→ Data provided:
|---|

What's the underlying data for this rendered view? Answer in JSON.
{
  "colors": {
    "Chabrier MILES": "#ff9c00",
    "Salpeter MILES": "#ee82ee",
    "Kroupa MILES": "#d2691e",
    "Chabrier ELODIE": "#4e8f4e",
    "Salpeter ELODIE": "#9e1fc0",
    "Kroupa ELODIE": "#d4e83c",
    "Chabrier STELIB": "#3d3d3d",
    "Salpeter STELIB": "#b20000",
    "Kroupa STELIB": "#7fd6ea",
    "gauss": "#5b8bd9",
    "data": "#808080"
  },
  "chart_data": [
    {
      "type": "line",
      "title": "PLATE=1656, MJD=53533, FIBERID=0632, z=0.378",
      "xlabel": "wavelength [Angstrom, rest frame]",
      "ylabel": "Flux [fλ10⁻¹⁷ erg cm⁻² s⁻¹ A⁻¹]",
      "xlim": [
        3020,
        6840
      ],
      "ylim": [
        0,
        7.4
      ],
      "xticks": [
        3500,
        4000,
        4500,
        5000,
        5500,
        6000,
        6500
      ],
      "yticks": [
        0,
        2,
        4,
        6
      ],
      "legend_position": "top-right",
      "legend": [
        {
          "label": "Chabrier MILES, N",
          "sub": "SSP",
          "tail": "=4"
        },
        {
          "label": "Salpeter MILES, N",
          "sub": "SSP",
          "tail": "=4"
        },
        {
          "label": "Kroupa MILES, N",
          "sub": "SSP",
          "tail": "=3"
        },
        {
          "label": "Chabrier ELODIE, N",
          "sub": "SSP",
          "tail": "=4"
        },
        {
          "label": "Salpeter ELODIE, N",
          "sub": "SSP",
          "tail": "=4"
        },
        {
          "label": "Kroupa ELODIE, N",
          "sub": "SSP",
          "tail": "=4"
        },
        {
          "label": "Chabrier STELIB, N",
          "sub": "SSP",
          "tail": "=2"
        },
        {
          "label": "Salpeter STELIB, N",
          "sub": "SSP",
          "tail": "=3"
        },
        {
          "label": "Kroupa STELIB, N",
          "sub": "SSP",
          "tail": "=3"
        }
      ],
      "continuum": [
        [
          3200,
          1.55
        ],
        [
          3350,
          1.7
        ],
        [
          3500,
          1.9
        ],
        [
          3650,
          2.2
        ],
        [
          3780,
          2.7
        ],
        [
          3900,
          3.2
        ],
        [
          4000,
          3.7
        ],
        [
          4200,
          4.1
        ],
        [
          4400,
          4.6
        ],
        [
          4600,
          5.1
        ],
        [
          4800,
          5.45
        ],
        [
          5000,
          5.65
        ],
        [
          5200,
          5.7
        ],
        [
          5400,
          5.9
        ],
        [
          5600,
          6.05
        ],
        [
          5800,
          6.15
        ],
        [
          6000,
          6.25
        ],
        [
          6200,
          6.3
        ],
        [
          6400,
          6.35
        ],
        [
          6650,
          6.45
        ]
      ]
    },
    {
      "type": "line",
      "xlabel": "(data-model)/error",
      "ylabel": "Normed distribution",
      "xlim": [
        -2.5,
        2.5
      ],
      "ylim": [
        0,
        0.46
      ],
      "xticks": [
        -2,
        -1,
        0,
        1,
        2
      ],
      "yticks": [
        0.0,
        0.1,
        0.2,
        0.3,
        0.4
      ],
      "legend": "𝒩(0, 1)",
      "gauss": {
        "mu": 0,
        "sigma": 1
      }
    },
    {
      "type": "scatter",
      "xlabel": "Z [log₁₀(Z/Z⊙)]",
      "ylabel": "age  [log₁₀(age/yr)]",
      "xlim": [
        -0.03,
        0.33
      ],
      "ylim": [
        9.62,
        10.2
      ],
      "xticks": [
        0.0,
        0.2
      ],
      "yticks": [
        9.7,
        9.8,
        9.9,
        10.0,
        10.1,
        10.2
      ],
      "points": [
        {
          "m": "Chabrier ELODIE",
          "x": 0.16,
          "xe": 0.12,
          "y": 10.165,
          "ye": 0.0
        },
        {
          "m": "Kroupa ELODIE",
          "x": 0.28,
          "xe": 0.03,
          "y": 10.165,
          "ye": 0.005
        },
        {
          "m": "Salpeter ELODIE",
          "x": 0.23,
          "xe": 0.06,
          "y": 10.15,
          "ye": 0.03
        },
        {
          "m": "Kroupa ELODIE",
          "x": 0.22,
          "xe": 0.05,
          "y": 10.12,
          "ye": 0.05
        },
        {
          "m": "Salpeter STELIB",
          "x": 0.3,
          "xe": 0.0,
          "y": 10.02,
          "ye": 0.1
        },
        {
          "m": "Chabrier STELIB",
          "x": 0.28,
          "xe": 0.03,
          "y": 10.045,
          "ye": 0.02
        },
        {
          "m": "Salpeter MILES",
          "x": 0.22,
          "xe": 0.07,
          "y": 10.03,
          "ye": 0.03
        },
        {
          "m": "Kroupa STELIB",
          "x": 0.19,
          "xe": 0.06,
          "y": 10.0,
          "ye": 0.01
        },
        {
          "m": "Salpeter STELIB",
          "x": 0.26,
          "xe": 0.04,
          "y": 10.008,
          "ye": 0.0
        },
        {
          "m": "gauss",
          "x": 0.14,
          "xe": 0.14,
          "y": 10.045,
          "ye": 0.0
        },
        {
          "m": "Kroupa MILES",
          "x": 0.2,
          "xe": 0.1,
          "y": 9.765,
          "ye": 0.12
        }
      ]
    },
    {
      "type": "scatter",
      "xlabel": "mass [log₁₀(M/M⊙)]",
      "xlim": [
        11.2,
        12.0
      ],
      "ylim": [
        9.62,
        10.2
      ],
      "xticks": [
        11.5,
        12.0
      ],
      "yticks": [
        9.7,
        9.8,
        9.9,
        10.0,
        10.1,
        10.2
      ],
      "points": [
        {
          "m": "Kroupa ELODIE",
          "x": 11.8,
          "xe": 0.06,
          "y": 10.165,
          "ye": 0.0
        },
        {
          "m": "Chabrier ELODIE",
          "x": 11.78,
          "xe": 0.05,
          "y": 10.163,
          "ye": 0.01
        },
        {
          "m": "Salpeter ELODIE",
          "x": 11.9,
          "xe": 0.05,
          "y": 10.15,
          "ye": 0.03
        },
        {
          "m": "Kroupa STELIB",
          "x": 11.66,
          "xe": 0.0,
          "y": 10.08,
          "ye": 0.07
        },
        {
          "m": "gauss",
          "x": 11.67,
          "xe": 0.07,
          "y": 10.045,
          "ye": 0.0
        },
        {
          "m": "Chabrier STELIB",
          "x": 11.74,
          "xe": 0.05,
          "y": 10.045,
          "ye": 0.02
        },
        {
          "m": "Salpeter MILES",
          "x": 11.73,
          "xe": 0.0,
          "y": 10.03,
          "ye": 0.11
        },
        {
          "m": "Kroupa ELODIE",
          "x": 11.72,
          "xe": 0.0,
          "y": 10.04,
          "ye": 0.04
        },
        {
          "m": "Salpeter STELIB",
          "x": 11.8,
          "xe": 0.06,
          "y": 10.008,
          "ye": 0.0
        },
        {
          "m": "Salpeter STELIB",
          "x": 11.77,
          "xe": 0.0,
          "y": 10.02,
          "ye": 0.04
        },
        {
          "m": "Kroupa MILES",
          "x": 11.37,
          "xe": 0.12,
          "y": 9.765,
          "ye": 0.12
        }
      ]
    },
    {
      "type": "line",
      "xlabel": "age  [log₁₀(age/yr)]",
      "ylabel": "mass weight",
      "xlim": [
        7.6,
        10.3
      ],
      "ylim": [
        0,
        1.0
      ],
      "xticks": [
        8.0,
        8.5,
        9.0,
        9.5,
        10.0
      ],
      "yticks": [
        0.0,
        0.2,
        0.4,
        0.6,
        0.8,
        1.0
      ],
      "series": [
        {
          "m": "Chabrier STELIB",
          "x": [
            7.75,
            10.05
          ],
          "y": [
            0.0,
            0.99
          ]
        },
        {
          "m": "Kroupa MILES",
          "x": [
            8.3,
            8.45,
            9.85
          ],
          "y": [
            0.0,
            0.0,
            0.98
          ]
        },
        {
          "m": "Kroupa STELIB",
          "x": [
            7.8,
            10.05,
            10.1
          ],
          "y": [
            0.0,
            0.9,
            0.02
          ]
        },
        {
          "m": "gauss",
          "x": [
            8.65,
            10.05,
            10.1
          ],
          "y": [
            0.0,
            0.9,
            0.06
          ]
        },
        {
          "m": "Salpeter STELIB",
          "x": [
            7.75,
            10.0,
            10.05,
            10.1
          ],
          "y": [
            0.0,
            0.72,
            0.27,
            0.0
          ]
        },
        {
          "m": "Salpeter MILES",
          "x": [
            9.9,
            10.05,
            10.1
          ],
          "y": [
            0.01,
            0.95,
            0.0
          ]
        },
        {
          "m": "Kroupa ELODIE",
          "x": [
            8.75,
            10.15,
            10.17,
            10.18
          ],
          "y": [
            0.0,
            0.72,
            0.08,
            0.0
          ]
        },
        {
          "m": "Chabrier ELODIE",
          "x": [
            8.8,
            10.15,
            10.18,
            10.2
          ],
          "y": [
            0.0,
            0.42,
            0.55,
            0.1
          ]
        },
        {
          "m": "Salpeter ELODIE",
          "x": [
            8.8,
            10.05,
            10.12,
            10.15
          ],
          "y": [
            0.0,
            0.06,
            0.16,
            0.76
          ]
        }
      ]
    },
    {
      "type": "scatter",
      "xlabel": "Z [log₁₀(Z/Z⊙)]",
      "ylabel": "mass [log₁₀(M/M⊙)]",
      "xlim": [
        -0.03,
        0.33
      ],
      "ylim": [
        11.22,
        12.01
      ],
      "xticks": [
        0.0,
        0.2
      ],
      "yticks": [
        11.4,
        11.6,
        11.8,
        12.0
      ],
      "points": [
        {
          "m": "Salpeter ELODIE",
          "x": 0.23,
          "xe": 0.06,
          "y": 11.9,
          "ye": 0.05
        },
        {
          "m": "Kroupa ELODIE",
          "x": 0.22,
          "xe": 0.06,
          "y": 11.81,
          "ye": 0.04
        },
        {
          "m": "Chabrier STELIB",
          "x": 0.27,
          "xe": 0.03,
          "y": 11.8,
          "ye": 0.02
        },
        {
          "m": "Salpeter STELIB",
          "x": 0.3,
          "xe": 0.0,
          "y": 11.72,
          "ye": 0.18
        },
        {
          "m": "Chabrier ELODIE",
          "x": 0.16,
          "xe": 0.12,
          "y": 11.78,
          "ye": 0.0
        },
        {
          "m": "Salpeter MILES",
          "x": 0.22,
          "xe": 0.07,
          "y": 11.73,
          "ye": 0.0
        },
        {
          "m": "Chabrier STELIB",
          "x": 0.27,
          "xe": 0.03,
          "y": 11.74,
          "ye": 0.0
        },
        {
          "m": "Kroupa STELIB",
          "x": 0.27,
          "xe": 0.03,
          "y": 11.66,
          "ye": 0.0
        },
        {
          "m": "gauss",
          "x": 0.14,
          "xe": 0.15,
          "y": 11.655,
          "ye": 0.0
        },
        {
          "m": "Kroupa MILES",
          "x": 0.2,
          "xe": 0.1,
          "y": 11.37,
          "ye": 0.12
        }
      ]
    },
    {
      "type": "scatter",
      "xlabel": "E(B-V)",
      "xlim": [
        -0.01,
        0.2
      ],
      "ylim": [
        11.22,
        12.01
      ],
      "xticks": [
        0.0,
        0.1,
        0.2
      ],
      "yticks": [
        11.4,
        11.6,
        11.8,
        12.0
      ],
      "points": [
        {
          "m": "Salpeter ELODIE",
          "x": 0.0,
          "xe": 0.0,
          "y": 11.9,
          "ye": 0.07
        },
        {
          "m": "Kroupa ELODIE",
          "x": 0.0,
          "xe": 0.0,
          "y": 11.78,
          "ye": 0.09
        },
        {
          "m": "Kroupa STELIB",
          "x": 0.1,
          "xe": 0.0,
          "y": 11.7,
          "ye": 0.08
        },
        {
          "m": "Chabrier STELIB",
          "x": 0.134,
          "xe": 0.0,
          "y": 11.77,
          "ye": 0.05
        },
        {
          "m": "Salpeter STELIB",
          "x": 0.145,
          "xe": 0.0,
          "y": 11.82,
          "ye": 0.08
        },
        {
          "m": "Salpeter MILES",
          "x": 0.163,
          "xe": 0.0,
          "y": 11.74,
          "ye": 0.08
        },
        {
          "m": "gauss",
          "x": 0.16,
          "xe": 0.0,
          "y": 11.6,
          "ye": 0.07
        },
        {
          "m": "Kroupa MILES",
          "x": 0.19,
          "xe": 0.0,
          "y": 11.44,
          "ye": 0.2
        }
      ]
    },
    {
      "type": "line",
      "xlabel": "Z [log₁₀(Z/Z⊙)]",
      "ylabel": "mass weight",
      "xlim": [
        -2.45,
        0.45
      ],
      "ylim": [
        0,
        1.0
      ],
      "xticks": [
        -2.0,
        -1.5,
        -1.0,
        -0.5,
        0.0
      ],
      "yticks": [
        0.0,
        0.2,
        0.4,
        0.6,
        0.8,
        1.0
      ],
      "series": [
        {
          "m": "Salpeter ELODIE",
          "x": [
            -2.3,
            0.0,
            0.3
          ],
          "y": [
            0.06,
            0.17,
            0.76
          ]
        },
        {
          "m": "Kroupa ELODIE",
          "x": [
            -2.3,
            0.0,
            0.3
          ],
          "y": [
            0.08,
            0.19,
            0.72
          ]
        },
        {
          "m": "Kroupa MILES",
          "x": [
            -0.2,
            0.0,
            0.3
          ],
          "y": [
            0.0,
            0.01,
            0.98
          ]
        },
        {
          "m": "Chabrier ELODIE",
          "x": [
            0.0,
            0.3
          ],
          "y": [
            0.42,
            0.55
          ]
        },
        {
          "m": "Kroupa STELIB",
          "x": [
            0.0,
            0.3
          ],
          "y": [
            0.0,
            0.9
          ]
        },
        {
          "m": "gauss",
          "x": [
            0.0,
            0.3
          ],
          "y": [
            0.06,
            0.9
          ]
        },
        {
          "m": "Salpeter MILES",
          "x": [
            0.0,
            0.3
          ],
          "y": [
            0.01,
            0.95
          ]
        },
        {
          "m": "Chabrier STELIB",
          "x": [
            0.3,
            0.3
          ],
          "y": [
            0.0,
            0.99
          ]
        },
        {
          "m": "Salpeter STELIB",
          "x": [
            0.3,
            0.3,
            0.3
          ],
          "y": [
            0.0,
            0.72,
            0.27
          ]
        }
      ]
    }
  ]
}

|---|

→ Work to do:
Above are the records. Copy every line in them holding "ylabel".

→ Response for this exercise:
      "ylabel": "Flux [fλ10⁻¹⁷ erg cm⁻² s⁻¹ A⁻¹]",
      "ylabel": "Normed distribution",
      "ylabel": "age  [log₁₀(age/yr)]",
      "ylabel": "mass weight",
      "ylabel": "mass [log₁₀(M/M⊙)]",
      "ylabel": "mass weight",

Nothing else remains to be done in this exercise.